**WORK TO COMPLETE:** Reproduce each entry exactly.

[Collected data]
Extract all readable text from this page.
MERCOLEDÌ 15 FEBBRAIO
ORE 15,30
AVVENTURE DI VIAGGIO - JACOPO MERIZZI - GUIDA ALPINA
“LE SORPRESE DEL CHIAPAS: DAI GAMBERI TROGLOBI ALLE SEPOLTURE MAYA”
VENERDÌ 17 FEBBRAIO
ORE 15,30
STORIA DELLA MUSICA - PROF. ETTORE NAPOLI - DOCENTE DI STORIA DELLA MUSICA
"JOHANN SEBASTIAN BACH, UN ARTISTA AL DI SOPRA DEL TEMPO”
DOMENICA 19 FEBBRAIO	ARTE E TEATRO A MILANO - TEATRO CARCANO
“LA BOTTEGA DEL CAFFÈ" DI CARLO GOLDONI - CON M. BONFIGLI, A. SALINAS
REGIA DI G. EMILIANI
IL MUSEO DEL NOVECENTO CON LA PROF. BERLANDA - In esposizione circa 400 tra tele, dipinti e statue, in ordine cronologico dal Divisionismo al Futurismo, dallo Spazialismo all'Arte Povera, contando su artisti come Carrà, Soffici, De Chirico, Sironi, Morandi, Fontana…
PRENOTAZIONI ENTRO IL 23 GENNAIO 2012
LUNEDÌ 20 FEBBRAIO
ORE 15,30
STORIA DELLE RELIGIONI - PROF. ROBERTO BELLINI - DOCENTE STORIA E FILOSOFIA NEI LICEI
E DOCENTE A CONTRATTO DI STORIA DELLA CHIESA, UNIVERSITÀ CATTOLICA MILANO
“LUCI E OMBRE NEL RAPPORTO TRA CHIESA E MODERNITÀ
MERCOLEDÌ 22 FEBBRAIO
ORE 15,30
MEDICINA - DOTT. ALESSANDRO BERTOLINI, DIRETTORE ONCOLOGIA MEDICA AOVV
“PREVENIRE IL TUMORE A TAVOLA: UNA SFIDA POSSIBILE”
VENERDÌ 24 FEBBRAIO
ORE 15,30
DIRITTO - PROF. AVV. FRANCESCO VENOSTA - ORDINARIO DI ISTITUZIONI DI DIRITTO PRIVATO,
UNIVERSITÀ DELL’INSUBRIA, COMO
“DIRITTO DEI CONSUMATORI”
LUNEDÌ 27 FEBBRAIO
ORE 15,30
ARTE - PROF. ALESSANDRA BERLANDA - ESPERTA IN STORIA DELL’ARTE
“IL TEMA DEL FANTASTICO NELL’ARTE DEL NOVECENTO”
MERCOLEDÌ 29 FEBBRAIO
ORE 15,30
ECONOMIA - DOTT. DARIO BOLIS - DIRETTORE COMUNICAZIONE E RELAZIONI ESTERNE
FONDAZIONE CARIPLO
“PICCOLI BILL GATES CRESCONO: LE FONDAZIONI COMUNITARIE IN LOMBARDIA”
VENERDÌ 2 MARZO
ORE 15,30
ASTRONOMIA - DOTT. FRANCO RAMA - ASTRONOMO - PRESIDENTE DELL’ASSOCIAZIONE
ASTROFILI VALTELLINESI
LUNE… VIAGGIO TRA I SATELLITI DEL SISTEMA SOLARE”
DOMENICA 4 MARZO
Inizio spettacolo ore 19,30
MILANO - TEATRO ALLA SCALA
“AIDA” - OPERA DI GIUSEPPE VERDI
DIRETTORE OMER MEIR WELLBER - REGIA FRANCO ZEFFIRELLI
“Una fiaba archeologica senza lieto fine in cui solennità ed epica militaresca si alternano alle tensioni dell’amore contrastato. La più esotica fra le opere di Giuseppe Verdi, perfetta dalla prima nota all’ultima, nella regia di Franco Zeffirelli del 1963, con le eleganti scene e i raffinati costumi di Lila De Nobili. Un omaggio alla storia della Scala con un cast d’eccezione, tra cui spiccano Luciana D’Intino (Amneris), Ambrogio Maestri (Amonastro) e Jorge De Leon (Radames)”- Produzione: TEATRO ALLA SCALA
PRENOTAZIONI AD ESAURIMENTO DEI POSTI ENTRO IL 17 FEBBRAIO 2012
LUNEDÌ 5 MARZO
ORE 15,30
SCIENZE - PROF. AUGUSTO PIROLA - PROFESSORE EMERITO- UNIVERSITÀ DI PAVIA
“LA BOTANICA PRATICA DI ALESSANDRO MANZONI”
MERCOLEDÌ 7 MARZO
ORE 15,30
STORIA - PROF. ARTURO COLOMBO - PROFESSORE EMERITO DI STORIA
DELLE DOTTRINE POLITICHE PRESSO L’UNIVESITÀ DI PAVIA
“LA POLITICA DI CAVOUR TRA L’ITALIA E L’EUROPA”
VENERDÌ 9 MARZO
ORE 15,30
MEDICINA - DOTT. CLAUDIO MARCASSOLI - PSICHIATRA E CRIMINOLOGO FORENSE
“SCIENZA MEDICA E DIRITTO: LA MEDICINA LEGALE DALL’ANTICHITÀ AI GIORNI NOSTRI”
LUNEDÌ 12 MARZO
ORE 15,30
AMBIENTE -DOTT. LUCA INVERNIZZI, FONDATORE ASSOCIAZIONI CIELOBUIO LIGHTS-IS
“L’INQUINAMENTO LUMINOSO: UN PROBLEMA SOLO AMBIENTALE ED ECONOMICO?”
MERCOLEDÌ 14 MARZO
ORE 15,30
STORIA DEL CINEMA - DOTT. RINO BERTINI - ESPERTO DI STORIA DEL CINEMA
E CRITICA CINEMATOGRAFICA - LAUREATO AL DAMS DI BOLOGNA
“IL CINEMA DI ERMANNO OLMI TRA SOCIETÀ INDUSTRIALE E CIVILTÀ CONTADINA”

**OUTPUT OF THE TASK:**
Extract all readable text from this page.
MERCOLEDÌ 15 FEBBRAIO
ORE 15,30
AVVENTURE DI VIAGGIO - JACOPO MERIZZI - GUIDA ALPINA
“LE SORPRESE DEL CHIAPAS: DAI GAMBERI TROGLOBI ALLE SEPOLTURE MAYA”
VENERDÌ 17 FEBBRAIO
ORE 15,30
STORIA DELLA MUSICA - PROF. ETTORE NAPOLI - DOCENTE DI STORIA DELLA MUSICA
"JOHANN SEBASTIAN BACH, UN ARTISTA AL DI SOPRA DEL TEMPO”
DOMENICA 19 FEBBRAIO	ARTE E TEATRO A MILANO - TEATRO CARCANO
“LA BOTTEGA DEL CAFFÈ" DI CARLO GOLDONI - CON M. BONFIGLI, A. SALINAS
REGIA DI G. EMILIANI
IL MUSEO DEL NOVECENTO CON LA PROF. BERLANDA - In esposizione circa 400 tra tele, dipinti e statue, in ordine cronologico dal Divisionismo al Futurismo, dallo Spazialismo all'Arte Povera, contando su artisti come Carrà, Soffici, De Chirico, Sironi, Morandi, Fontana…
PRENOTAZIONI ENTRO IL 23 GENNAIO 2012
LUNEDÌ 20 FEBBRAIO
ORE 15,30
STORIA DELLE RELIGIONI - PROF. ROBERTO BELLINI - DOCENTE STORIA E FILOSOFIA NEI LICEI
E DOCENTE A CONTRATTO DI STORIA DELLA CHIESA, UNIVERSITÀ CATTOLICA MILANO
“LUCI E OMBRE NEL RAPPORTO TRA CHIESA E MODERNITÀ
MERCOLEDÌ 22 FEBBRAIO
ORE 15,30
MEDICINA - DOTT. ALESSANDRO BERTOLINI, DIRETTORE ONCOLOGIA MEDICA AOVV
“PREVENIRE IL TUMORE A TAVOLA: UNA SFIDA POSSIBILE”
VENERDÌ 24 FEBBRAIO
ORE 15,30
DIRITTO - PROF. AVV. FRANCESCO VENOSTA - ORDINARIO DI ISTITUZIONI DI DIRITTO PRIVATO,
UNIVERSITÀ DELL’INSUBRIA, COMO
“DIRITTO DEI CONSUMATORI”
LUNEDÌ 27 FEBBRAIO
ORE 15,30
ARTE - PROF. ALESSANDRA BERLANDA - ESPERTA IN STORIA DELL’ARTE
“IL TEMA DEL FANTASTICO NELL’ARTE DEL NOVECENTO”
MERCOLEDÌ 29 FEBBRAIO
ORE 15,30
ECONOMIA - DOTT. DARIO BOLIS - DIRETTORE COMUNICAZIONE E RELAZIONI ESTERNE
FONDAZIONE CARIPLO
“PICCOLI BILL GATES CRESCONO: LE FONDAZIONI COMUNITARIE IN LOMBARDIA”
VENERDÌ 2 MARZO
ORE 15,30
ASTRONOMIA - DOTT. FRANCO RAMA - ASTRONOMO - PRESIDENTE DELL’ASSOCIAZIONE
ASTROFILI VALTELLINESI
LUNE… VIAGGIO TRA I SATELLITI DEL SISTEMA SOLARE”
DOMENICA 4 MARZO
Inizio spettacolo ore 19,30
MILANO - TEATRO ALLA SCALA
“AIDA” - OPERA DI GIUSEPPE VERDI
DIRETTORE OMER MEIR WELLBER - REGIA FRANCO ZEFFIRELLI
“Una fiaba archeologica senza lieto fine in cui solennità ed epica militaresca si alternano alle tensioni dell’amore contrastato. La più esotica fra le opere di Giuseppe Verdi, perfetta dalla prima nota all’ultima, nella regia di Franco Zeffirelli del 1963, con le eleganti scene e i raffinati costumi di Lila De Nobili. Un omaggio alla storia della Scala con un cast d’eccezione, tra cui spiccano Luciana D’Intino (Amneris), Ambrogio Maestri (Amonastro) e Jorge De Leon (Radames)”- Produzione: TEATRO ALLA SCALA
PRENOTAZIONI AD ESAURIMENTO DEI POSTI ENTRO IL 17 FEBBRAIO 2012
LUNEDÌ 5 MARZO
ORE 15,30
SCIENZE - PROF. AUGUSTO PIROLA - PROFESSORE EMERITO- UNIVERSITÀ DI PAVIA
“LA BOTANICA PRATICA DI ALESSANDRO MANZONI”
MERCOLEDÌ 7 MARZO
ORE 15,30
STORIA - PROF. ARTURO COLOMBO - PROFESSORE EMERITO DI STORIA
DELLE DOTTRINE POLITICHE PRESSO L’UNIVESITÀ DI PAVIA
“LA POLITICA DI CAVOUR TRA L’ITALIA E L’EUROPA”
VENERDÌ 9 MARZO
ORE 15,30
MEDICINA - DOTT. CLAUDIO MARCASSOLI - PSICHIATRA E CRIMINOLOGO FORENSE
“SCIENZA MEDICA E DIRITTO: LA MEDICINA LEGALE DALL’ANTICHITÀ AI GIORNI NOSTRI”
LUNEDÌ 12 MARZO
ORE 15,30
AMBIENTE -DOTT. LUCA INVERNIZZI, FONDATORE ASSOCIAZIONI CIELOBUIO LIGHTS-IS
“L’INQUINAMENTO LUMINOSO: UN PROBLEMA SOLO AMBIENTALE ED ECONOMICO?”
MERCOLEDÌ 14 MARZO
ORE 15,30
STORIA DEL CINEMA - DOTT. RINO BERTINI - ESPERTO DI STORIA DEL CINEMA
E CRITICA CINEMATOGRAFICA - LAUREATO AL DAMS DI BOLOGNA
“IL CINEMA DI ERMANNO OLMI TRA SOCIETÀ INDUSTRIALE E CIVILTÀ CONTADINA”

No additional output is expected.